▶ What is needed
Return all lines where the word "screenshot" can be found.

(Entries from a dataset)
- - -

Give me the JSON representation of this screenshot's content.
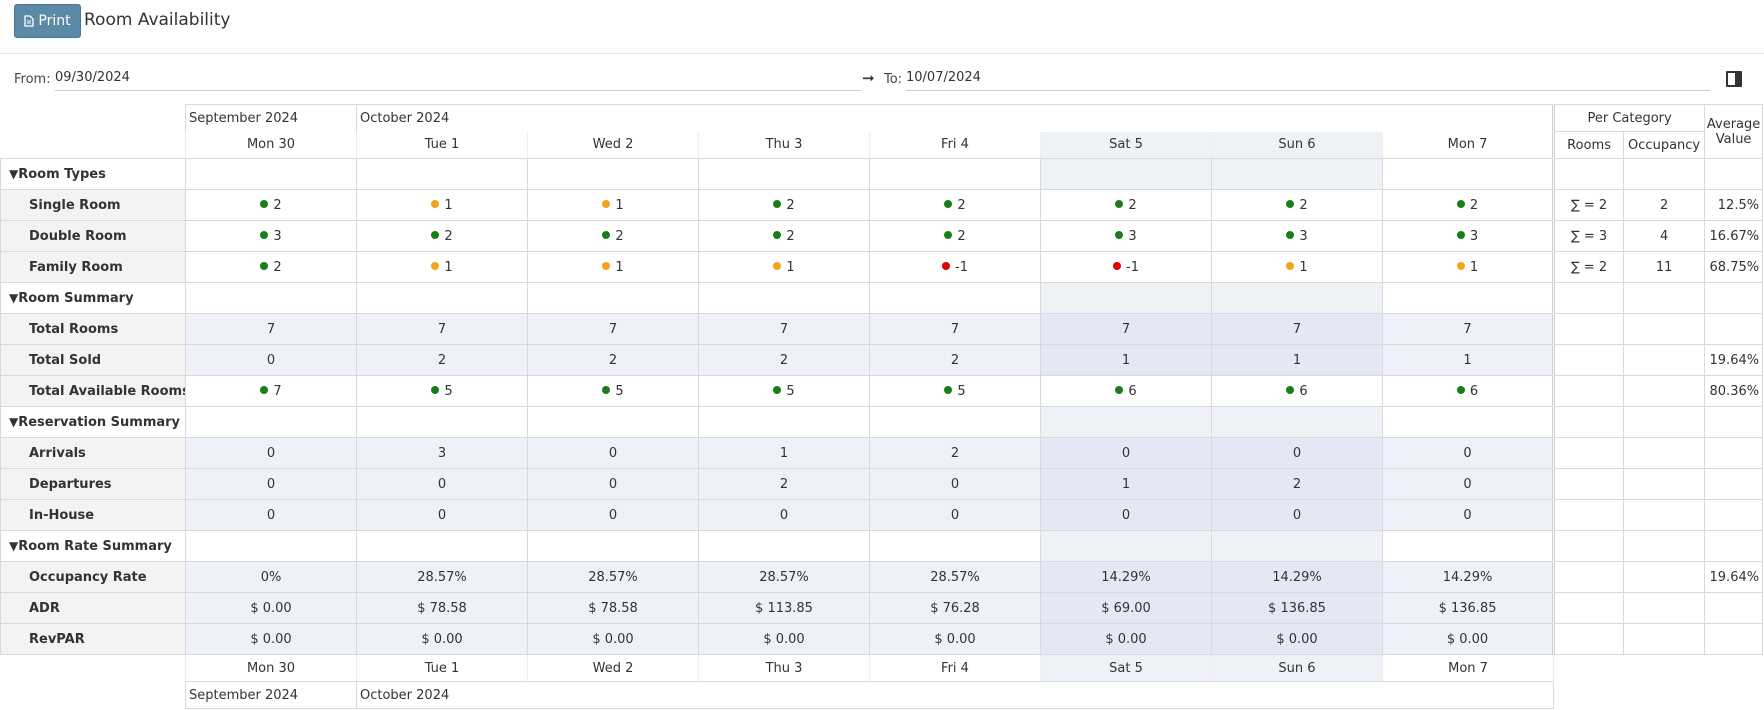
{
  "header": {
    "print_button": "Print",
    "title": "Room Availability"
  },
  "filters": {
    "from_label": "From:",
    "from_value": "09/30/2024",
    "to_label": "To:",
    "to_value": "10/07/2024"
  },
  "grid": {
    "months": [
      "September 2024",
      "October 2024"
    ],
    "days": [
      "Mon 30",
      "Tue 1",
      "Wed 2",
      "Thu 3",
      "Fri 4",
      "Sat 5",
      "Sun 6",
      "Mon 7"
    ],
    "per_category": {
      "title": "Per Category",
      "columns": [
        "Rooms",
        "Occupancy"
      ],
      "average": "Average Value"
    },
    "sections": [
      {
        "title": "Room Types",
        "rows": [
          {
            "label": "Single Room",
            "cells": [
              2,
              1,
              1,
              2,
              2,
              2,
              2,
              2
            ],
            "status": [
              "#1a7d1a",
              "#f5a21c",
              "#f5a21c",
              "#1a7d1a",
              "#1a7d1a",
              "#1a7d1a",
              "#1a7d1a",
              "#1a7d1a"
            ],
            "rooms": "∑ = 2",
            "occupancy": 2,
            "average": "12.5%"
          },
          {
            "label": "Double Room",
            "cells": [
              3,
              2,
              2,
              2,
              2,
              3,
              3,
              3
            ],
            "status": [
              "#1a7d1a",
              "#1a7d1a",
              "#1a7d1a",
              "#1a7d1a",
              "#1a7d1a",
              "#1a7d1a",
              "#1a7d1a",
              "#1a7d1a"
            ],
            "rooms": "∑ = 3",
            "occupancy": 4,
            "average": "16.67%"
          },
          {
            "label": "Family Room",
            "cells": [
              2,
              1,
              1,
              1,
              -1,
              -1,
              1,
              1
            ],
            "status": [
              "#1a7d1a",
              "#f5a21c",
              "#f5a21c",
              "#f5a21c",
              "#e00000",
              "#e00000",
              "#f5a21c",
              "#f5a21c"
            ],
            "rooms": "∑ = 2",
            "occupancy": 11,
            "average": "68.75%"
          }
        ]
      },
      {
        "title": "Room Summary",
        "rows": [
          {
            "label": "Total Rooms",
            "cells": [
              7,
              7,
              7,
              7,
              7,
              7,
              7,
              7
            ]
          },
          {
            "label": "Total Sold",
            "cells": [
              0,
              2,
              2,
              2,
              2,
              1,
              1,
              1
            ],
            "average": "19.64%"
          },
          {
            "label": "Total Available Rooms",
            "cells": [
              7,
              5,
              5,
              5,
              5,
              6,
              6,
              6
            ],
            "status": [
              "#1a7d1a",
              "#1a7d1a",
              "#1a7d1a",
              "#1a7d1a",
              "#1a7d1a",
              "#1a7d1a",
              "#1a7d1a",
              "#1a7d1a"
            ],
            "average": "80.36%"
          }
        ]
      },
      {
        "title": "Reservation Summary",
        "rows": [
          {
            "label": "Arrivals",
            "cells": [
              0,
              3,
              0,
              1,
              2,
              0,
              0,
              0
            ]
          },
          {
            "label": "Departures",
            "cells": [
              0,
              0,
              0,
              2,
              0,
              1,
              2,
              0
            ]
          },
          {
            "label": "In-House",
            "cells": [
              0,
              0,
              0,
              0,
              0,
              0,
              0,
              0
            ]
          }
        ]
      },
      {
        "title": "Room Rate Summary",
        "rows": [
          {
            "label": "Occupancy Rate",
            "cells": [
              "0%",
              "28.57%",
              "28.57%",
              "28.57%",
              "28.57%",
              "14.29%",
              "14.29%",
              "14.29%"
            ],
            "average": "19.64%"
          },
          {
            "label": "ADR",
            "cells": [
              "$ 0.00",
              "$ 78.58",
              "$ 78.58",
              "$ 113.85",
              "$ 76.28",
              "$ 69.00",
              "$ 136.85",
              "$ 136.85"
            ]
          },
          {
            "label": "RevPAR",
            "cells": [
              "$ 0.00",
              "$ 0.00",
              "$ 0.00",
              "$ 0.00",
              "$ 0.00",
              "$ 0.00",
              "$ 0.00",
              "$ 0.00"
            ]
          }
        ]
      }
    ]
  }
}
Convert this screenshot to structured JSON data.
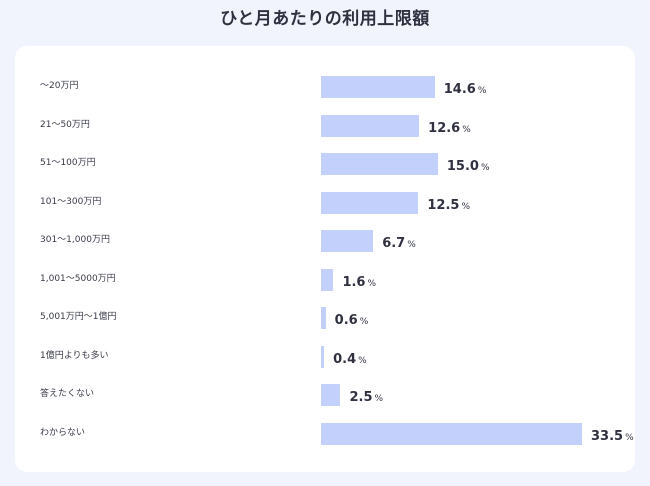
{
  "chart_data": {
    "type": "bar",
    "orientation": "horizontal",
    "title": "ひと月あたりの利用上限額",
    "unit": "%",
    "categories": [
      "〜20万円",
      "21〜50万円",
      "51〜100万円",
      "101〜300万円",
      "301〜1,000万円",
      "1,001〜5000万円",
      "5,001万円〜1億円",
      "1億円よりも多い",
      "答えたくない",
      "わからない"
    ],
    "values": [
      14.6,
      12.6,
      15.0,
      12.5,
      6.7,
      1.6,
      0.6,
      0.4,
      2.5,
      33.5
    ],
    "value_labels": [
      "14.6",
      "12.6",
      "15.0",
      "12.5",
      "6.7",
      "1.6",
      "0.6",
      "0.4",
      "2.5",
      "33.5"
    ],
    "bar_color": "#c3d0fb",
    "grid": false,
    "legend": "none"
  }
}
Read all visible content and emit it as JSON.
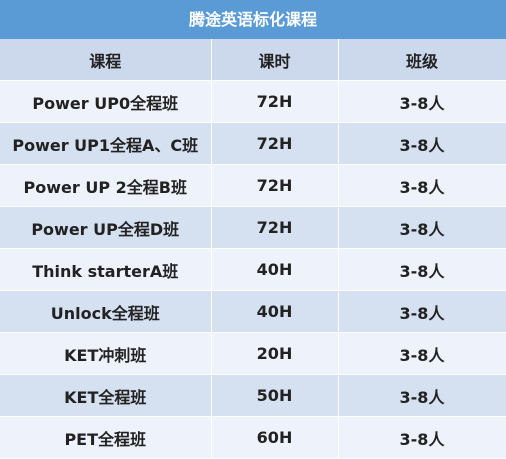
{
  "title": "腾途英语标化课程",
  "headers": [
    "课程",
    "课时",
    "班级"
  ],
  "rows": [
    [
      "Power UP0全程班",
      "72H",
      "3-8人"
    ],
    [
      "Power UP1全程A、C班",
      "72H",
      "3-8人"
    ],
    [
      "Power UP 2全程B班",
      "72H",
      "3-8人"
    ],
    [
      "Power UP全程D班",
      "72H",
      "3-8人"
    ],
    [
      "Think starterA班",
      "40H",
      "3-8人"
    ],
    [
      "Unlock全程班",
      "40H",
      "3-8人"
    ],
    [
      "KET冲刺班",
      "20H",
      "3-8人"
    ],
    [
      "KET全程班",
      "50H",
      "3-8人"
    ],
    [
      "PET全程班",
      "60H",
      "3-8人"
    ]
  ],
  "colors": {
    "title_bg": "#5b9bd5",
    "header_bg": "#ccd9ec",
    "row_light": "#eef2fa",
    "row_dark": "#d5e0f0"
  }
}
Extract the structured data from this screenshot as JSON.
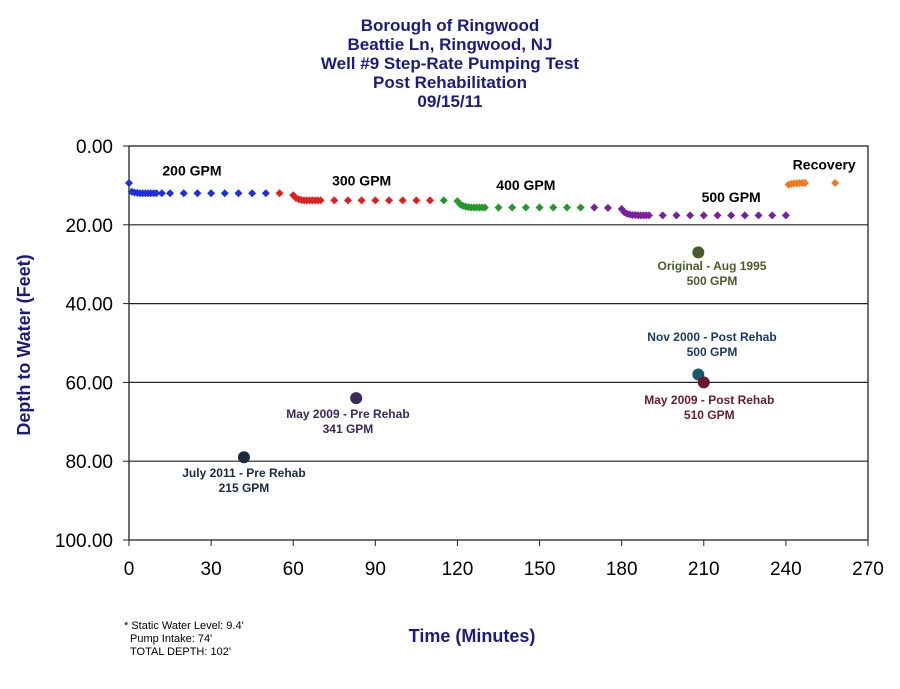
{
  "chart_data": {
    "type": "scatter",
    "title_lines": [
      "Borough of Ringwood",
      "Beattie Ln, Ringwood, NJ",
      "Well #9 Step-Rate Pumping Test",
      "Post Rehabilitation",
      "09/15/11"
    ],
    "xlabel": "Time (Minutes)",
    "ylabel": "Depth to Water (Feet)",
    "xlim": [
      0,
      270
    ],
    "ylim": [
      100,
      0
    ],
    "y_inverted": true,
    "x_ticks": [
      "0",
      "30",
      "60",
      "90",
      "120",
      "150",
      "180",
      "210",
      "240",
      "270"
    ],
    "y_ticks": [
      "0.00",
      "20.00",
      "40.00",
      "60.00",
      "80.00",
      "100.00"
    ],
    "horizontal_grid": true,
    "colors": {
      "title": "#1a1a80",
      "axis_label": "#1a1a80",
      "step_200": "#1f2fe0",
      "step_300": "#e02020",
      "step_400": "#22992a",
      "step_500": "#7a1fa0",
      "recovery": "#f07a1a"
    },
    "series": [
      {
        "name": "200 GPM",
        "color": "#1f2fe0",
        "x": [
          0,
          1,
          2,
          3,
          4,
          5,
          6,
          7,
          8,
          9,
          10,
          12,
          15,
          20,
          25,
          30,
          35,
          40,
          45,
          50
        ],
        "y": [
          9.4,
          11.6,
          11.8,
          11.9,
          12.0,
          12.0,
          12.0,
          12.0,
          12.0,
          12.0,
          12.0,
          12.0,
          12.0,
          12.0,
          12.0,
          12.0,
          12.0,
          12.0,
          12.0,
          12.0
        ]
      },
      {
        "name": "300 GPM",
        "color": "#e02020",
        "x": [
          55,
          60,
          61,
          62,
          63,
          64,
          65,
          66,
          67,
          68,
          69,
          70,
          75,
          80,
          85,
          90,
          95,
          100,
          105,
          110
        ],
        "y": [
          12.0,
          12.5,
          13.2,
          13.5,
          13.7,
          13.8,
          13.8,
          13.8,
          13.8,
          13.8,
          13.8,
          13.8,
          13.8,
          13.8,
          13.8,
          13.8,
          13.8,
          13.8,
          13.8,
          13.8
        ]
      },
      {
        "name": "400 GPM",
        "color": "#22992a",
        "x": [
          115,
          120,
          121,
          122,
          123,
          124,
          125,
          126,
          127,
          128,
          129,
          130,
          135,
          140,
          145,
          150,
          155,
          160,
          165
        ],
        "y": [
          13.8,
          14.0,
          14.8,
          15.2,
          15.4,
          15.5,
          15.6,
          15.6,
          15.6,
          15.6,
          15.6,
          15.6,
          15.6,
          15.6,
          15.6,
          15.6,
          15.6,
          15.6,
          15.6
        ]
      },
      {
        "name": "500 GPM",
        "color": "#7a1fa0",
        "x": [
          170,
          175,
          180,
          181,
          182,
          183,
          184,
          185,
          186,
          187,
          188,
          189,
          190,
          195,
          200,
          205,
          210,
          215,
          220,
          225,
          230,
          235,
          240
        ],
        "y": [
          15.6,
          15.7,
          16.0,
          16.8,
          17.2,
          17.4,
          17.5,
          17.5,
          17.6,
          17.6,
          17.6,
          17.6,
          17.6,
          17.6,
          17.6,
          17.6,
          17.6,
          17.6,
          17.6,
          17.6,
          17.6,
          17.6,
          17.6
        ]
      },
      {
        "name": "Recovery",
        "color": "#f07a1a",
        "x": [
          241,
          242,
          243,
          244,
          245,
          246,
          247,
          258
        ],
        "y": [
          9.8,
          9.6,
          9.5,
          9.5,
          9.4,
          9.4,
          9.4,
          9.4
        ]
      }
    ],
    "step_labels": [
      {
        "text": "200 GPM",
        "x": 23,
        "y": 7.5
      },
      {
        "text": "300 GPM",
        "x": 85,
        "y": 10.0
      },
      {
        "text": "400 GPM",
        "x": 145,
        "y": 11.2
      },
      {
        "text": "500 GPM",
        "x": 220,
        "y": 14.2
      },
      {
        "text": "Recovery",
        "x": 254,
        "y": 6.0
      }
    ],
    "historical_points": [
      {
        "label_lines": [
          "July 2011 - Pre Rehab",
          "215 GPM"
        ],
        "x": 42,
        "y": 79,
        "color": "#1a2a40",
        "text_color": "#1a2a40",
        "label_x": 42,
        "label_y": 84
      },
      {
        "label_lines": [
          "May 2009 - Pre Rehab",
          "341 GPM"
        ],
        "x": 83,
        "y": 64,
        "color": "#3a2a5a",
        "text_color": "#3a2a5a",
        "label_x": 80,
        "label_y": 69
      },
      {
        "label_lines": [
          "Original - Aug 1995",
          "500 GPM"
        ],
        "x": 208,
        "y": 27,
        "color": "#4a5a2a",
        "text_color": "#4a5a2a",
        "label_x": 213,
        "label_y": 31.5
      },
      {
        "label_lines": [
          "Nov 2000 - Post Rehab",
          "500 GPM"
        ],
        "x": 208,
        "y": 58,
        "color": "#1a5a6a",
        "text_color": "#1a3a6a",
        "label_x": 213,
        "label_y": 49.5
      },
      {
        "label_lines": [
          "May 2009 - Post Rehab",
          "510 GPM"
        ],
        "x": 210,
        "y": 60,
        "color": "#6a1a2a",
        "text_color": "#6a1a2a",
        "label_x": 212,
        "label_y": 65.5
      }
    ]
  },
  "notes": {
    "static_water_level": "* Static Water Level: 9.4'",
    "pump_intake": "Pump Intake: 74'",
    "total_depth": "TOTAL DEPTH: 102'"
  }
}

- - -

▶ Correct output
Give me the JSON representation of this screenshot's content.
Convert this screenshot to structured JSON data.
Extract the structured data from this screenshot as JSON.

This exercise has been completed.